_What is required_
Each entry below is to be duplicated verbatim.

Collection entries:
((
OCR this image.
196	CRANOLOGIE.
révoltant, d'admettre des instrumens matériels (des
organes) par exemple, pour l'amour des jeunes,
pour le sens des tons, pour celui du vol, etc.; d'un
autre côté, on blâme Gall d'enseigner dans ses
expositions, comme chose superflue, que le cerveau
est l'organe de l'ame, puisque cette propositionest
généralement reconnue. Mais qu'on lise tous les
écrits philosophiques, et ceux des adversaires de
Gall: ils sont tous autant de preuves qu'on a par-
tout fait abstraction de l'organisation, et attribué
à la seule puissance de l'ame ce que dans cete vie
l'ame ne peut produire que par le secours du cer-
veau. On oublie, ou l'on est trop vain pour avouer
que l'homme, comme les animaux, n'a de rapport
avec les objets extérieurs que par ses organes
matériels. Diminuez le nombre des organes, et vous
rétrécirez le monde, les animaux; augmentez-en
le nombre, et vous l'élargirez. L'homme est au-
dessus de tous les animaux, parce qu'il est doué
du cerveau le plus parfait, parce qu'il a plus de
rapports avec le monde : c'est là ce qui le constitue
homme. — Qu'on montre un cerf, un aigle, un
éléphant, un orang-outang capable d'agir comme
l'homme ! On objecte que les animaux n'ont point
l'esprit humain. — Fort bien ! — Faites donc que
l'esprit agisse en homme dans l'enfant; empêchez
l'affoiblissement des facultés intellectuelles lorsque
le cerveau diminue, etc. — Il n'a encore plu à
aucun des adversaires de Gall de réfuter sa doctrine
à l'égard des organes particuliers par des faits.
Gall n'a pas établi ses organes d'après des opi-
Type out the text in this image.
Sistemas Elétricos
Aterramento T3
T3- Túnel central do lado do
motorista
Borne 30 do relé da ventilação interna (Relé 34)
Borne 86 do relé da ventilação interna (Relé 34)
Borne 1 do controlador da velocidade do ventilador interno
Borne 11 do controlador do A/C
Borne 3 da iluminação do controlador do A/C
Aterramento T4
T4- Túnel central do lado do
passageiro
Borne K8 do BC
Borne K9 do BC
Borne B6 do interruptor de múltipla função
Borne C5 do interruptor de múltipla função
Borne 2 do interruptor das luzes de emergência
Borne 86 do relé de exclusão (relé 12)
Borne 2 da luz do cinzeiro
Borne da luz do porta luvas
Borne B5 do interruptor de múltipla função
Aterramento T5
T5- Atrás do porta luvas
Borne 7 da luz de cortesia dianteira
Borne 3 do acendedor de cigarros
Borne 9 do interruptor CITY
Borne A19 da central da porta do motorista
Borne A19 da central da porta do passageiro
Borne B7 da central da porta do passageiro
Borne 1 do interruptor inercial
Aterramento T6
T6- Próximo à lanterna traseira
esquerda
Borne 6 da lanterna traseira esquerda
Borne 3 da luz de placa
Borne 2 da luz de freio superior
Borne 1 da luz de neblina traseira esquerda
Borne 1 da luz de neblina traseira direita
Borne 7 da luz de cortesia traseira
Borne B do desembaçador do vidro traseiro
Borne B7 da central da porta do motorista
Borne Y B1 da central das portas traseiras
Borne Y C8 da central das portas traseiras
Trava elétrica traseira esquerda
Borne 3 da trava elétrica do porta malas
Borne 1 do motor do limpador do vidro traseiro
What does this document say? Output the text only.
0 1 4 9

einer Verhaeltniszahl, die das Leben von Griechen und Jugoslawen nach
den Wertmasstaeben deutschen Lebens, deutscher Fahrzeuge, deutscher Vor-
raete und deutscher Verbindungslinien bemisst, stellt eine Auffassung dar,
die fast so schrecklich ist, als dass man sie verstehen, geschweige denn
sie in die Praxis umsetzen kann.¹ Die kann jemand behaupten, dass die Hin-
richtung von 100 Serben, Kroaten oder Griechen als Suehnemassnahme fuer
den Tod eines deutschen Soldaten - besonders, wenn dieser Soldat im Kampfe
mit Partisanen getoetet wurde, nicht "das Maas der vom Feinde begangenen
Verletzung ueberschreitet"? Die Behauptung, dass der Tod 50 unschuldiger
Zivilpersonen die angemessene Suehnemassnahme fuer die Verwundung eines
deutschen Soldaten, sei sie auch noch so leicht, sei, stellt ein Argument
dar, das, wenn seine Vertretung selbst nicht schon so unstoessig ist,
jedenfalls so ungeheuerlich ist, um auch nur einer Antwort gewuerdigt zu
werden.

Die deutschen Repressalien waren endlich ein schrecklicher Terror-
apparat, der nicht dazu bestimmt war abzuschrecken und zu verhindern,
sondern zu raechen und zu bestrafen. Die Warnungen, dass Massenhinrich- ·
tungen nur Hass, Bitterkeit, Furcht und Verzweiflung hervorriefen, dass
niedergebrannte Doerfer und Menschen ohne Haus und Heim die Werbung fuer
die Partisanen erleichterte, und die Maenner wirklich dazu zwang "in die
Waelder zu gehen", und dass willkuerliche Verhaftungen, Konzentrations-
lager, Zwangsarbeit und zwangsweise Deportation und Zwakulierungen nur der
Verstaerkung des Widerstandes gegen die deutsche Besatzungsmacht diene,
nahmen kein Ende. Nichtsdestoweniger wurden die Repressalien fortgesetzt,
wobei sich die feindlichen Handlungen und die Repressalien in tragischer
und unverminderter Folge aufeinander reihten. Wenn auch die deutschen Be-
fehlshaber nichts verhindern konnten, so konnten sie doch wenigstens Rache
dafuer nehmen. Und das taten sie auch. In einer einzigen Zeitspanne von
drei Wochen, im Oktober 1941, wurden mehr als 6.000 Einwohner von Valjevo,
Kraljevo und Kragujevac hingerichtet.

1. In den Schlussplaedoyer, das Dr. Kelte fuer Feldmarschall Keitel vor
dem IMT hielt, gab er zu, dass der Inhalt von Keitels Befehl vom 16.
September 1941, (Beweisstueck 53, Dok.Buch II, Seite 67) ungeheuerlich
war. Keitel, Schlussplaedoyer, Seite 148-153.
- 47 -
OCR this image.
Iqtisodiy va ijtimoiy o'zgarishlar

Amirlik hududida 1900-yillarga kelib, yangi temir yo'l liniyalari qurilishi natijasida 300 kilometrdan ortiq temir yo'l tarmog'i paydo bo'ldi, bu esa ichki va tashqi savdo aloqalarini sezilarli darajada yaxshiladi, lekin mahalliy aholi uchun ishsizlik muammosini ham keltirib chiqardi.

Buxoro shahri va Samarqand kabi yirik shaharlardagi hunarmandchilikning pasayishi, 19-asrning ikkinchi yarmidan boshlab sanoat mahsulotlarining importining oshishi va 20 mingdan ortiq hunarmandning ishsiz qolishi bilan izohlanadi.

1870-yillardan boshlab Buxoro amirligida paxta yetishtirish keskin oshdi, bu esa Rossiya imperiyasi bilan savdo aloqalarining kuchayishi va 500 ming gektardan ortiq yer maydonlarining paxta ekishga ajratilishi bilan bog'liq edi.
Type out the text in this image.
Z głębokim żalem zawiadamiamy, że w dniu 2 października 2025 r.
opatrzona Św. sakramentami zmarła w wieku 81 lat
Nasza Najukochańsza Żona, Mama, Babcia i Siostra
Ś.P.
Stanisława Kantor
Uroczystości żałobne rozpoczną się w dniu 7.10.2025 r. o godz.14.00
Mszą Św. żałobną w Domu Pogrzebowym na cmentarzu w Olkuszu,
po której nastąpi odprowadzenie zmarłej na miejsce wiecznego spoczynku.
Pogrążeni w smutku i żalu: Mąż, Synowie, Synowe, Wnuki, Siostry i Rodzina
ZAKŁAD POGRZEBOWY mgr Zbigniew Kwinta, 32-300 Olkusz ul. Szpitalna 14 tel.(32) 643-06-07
))
_Exercise solution_
OCR this image.
196	CRANOLOGIE.
révoltant, d'admettre des instrumens matériels (des
organes) par exemple, pour l'amour des jeunes,
pour le sens des tons, pour celui du vol, etc.; d'un
autre côté, on blâme Gall d'enseigner dans ses
expositions, comme chose superflue, que le cerveau
est l'organe de l'ame, puisque cette propositionest
généralement reconnue. Mais qu'on lise tous les
écrits philosophiques, et ceux des adversaires de
Gall: ils sont tous autant de preuves qu'on a par-
tout fait abstraction de l'organisation, et attribué
à la seule puissance de l'ame ce que dans cete vie
l'ame ne peut produire que par le secours du cer-
veau. On oublie, ou l'on est trop vain pour avouer
que l'homme, comme les animaux, n'a de rapport
avec les objets extérieurs que par ses organes
matériels. Diminuez le nombre des organes, et vous
rétrécirez le monde, les animaux; augmentez-en
le nombre, et vous l'élargirez. L'homme est au-
dessus de tous les animaux, parce qu'il est doué
du cerveau le plus parfait, parce qu'il a plus de
rapports avec le monde : c'est là ce qui le constitue
homme. — Qu'on montre un cerf, un aigle, un
éléphant, un orang-outang capable d'agir comme
l'homme ! On objecte que les animaux n'ont point
l'esprit humain. — Fort bien ! — Faites donc que
l'esprit agisse en homme dans l'enfant; empêchez
l'affoiblissement des facultés intellectuelles lorsque
le cerveau diminue, etc. — Il n'a encore plu à
aucun des adversaires de Gall de réfuter sa doctrine
à l'égard des organes particuliers par des faits.
Gall n'a pas établi ses organes d'après des opi-
Type out the text in this image.
Sistemas Elétricos
Aterramento T3
T3- Túnel central do lado do
motorista
Borne 30 do relé da ventilação interna (Relé 34)
Borne 86 do relé da ventilação interna (Relé 34)
Borne 1 do controlador da velocidade do ventilador interno
Borne 11 do controlador do A/C
Borne 3 da iluminação do controlador do A/C
Aterramento T4
T4- Túnel central do lado do
passageiro
Borne K8 do BC
Borne K9 do BC
Borne B6 do interruptor de múltipla função
Borne C5 do interruptor de múltipla função
Borne 2 do interruptor das luzes de emergência
Borne 86 do relé de exclusão (relé 12)
Borne 2 da luz do cinzeiro
Borne da luz do porta luvas
Borne B5 do interruptor de múltipla função
Aterramento T5
T5- Atrás do porta luvas
Borne 7 da luz de cortesia dianteira
Borne 3 do acendedor de cigarros
Borne 9 do interruptor CITY
Borne A19 da central da porta do motorista
Borne A19 da central da porta do passageiro
Borne B7 da central da porta do passageiro
Borne 1 do interruptor inercial
Aterramento T6
T6- Próximo à lanterna traseira
esquerda
Borne 6 da lanterna traseira esquerda
Borne 3 da luz de placa
Borne 2 da luz de freio superior
Borne 1 da luz de neblina traseira esquerda
Borne 1 da luz de neblina traseira direita
Borne 7 da luz de cortesia traseira
Borne B do desembaçador do vidro traseiro
Borne B7 da central da porta do motorista
Borne Y B1 da central das portas traseiras
Borne Y C8 da central das portas traseiras
Trava elétrica traseira esquerda
Borne 3 da trava elétrica do porta malas
Borne 1 do motor do limpador do vidro traseiro
What does this document say? Output the text only.
0 1 4 9

einer Verhaeltniszahl, die das Leben von Griechen und Jugoslawen nach
den Wertmasstaeben deutschen Lebens, deutscher Fahrzeuge, deutscher Vor-
raete und deutscher Verbindungslinien bemisst, stellt eine Auffassung dar,
die fast so schrecklich ist, als dass man sie verstehen, geschweige denn
sie in die Praxis umsetzen kann.¹ Die kann jemand behaupten, dass die Hin-
richtung von 100 Serben, Kroaten oder Griechen als Suehnemassnahme fuer
den Tod eines deutschen Soldaten - besonders, wenn dieser Soldat im Kampfe
mit Partisanen getoetet wurde, nicht "das Maas der vom Feinde begangenen
Verletzung ueberschreitet"? Die Behauptung, dass der Tod 50 unschuldiger
Zivilpersonen die angemessene Suehnemassnahme fuer die Verwundung eines
deutschen Soldaten, sei sie auch noch so leicht, sei, stellt ein Argument
dar, das, wenn seine Vertretung selbst nicht schon so unstoessig ist,
jedenfalls so ungeheuerlich ist, um auch nur einer Antwort gewuerdigt zu
werden.

Die deutschen Repressalien waren endlich ein schrecklicher Terror-
apparat, der nicht dazu bestimmt war abzuschrecken und zu verhindern,
sondern zu raechen und zu bestrafen. Die Warnungen, dass Massenhinrich- ·
tungen nur Hass, Bitterkeit, Furcht und Verzweiflung hervorriefen, dass
niedergebrannte Doerfer und Menschen ohne Haus und Heim die Werbung fuer
die Partisanen erleichterte, und die Maenner wirklich dazu zwang "in die
Waelder zu gehen", und dass willkuerliche Verhaftungen, Konzentrations-
lager, Zwangsarbeit und zwangsweise Deportation und Zwakulierungen nur der
Verstaerkung des Widerstandes gegen die deutsche Besatzungsmacht diene,
nahmen kein Ende. Nichtsdestoweniger wurden die Repressalien fortgesetzt,
wobei sich die feindlichen Handlungen und die Repressalien in tragischer
und unverminderter Folge aufeinander reihten. Wenn auch die deutschen Be-
fehlshaber nichts verhindern konnten, so konnten sie doch wenigstens Rache
dafuer nehmen. Und das taten sie auch. In einer einzigen Zeitspanne von
drei Wochen, im Oktober 1941, wurden mehr als 6.000 Einwohner von Valjevo,
Kraljevo und Kragujevac hingerichtet.

1. In den Schlussplaedoyer, das Dr. Kelte fuer Feldmarschall Keitel vor
dem IMT hielt, gab er zu, dass der Inhalt von Keitels Befehl vom 16.
September 1941, (Beweisstueck 53, Dok.Buch II, Seite 67) ungeheuerlich
war. Keitel, Schlussplaedoyer, Seite 148-153.
- 47 -
OCR this image.
Iqtisodiy va ijtimoiy o'zgarishlar

Amirlik hududida 1900-yillarga kelib, yangi temir yo'l liniyalari qurilishi natijasida 300 kilometrdan ortiq temir yo'l tarmog'i paydo bo'ldi, bu esa ichki va tashqi savdo aloqalarini sezilarli darajada yaxshiladi, lekin mahalliy aholi uchun ishsizlik muammosini ham keltirib chiqardi.

Buxoro shahri va Samarqand kabi yirik shaharlardagi hunarmandchilikning pasayishi, 19-asrning ikkinchi yarmidan boshlab sanoat mahsulotlarining importining oshishi va 20 mingdan ortiq hunarmandning ishsiz qolishi bilan izohlanadi.

1870-yillardan boshlab Buxoro amirligida paxta yetishtirish keskin oshdi, bu esa Rossiya imperiyasi bilan savdo aloqalarining kuchayishi va 500 ming gektardan ortiq yer maydonlarining paxta ekishga ajratilishi bilan bog'liq edi.
Type out the text in this image.
Z głębokim żalem zawiadamiamy, że w dniu 2 października 2025 r.
opatrzona Św. sakramentami zmarła w wieku 81 lat
Nasza Najukochańsza Żona, Mama, Babcia i Siostra
Ś.P.
Stanisława Kantor
Uroczystości żałobne rozpoczną się w dniu 7.10.2025 r. o godz.14.00
Mszą Św. żałobną w Domu Pogrzebowym na cmentarzu w Olkuszu,
po której nastąpi odprowadzenie zmarłej na miejsce wiecznego spoczynku.
Pogrążeni w smutku i żalu: Mąż, Synowie, Synowe, Wnuki, Siostry i Rodzina
ZAKŁAD POGRZEBOWY mgr Zbigniew Kwinta, 32-300 Olkusz ul. Szpitalna 14 tel.(32) 643-06-07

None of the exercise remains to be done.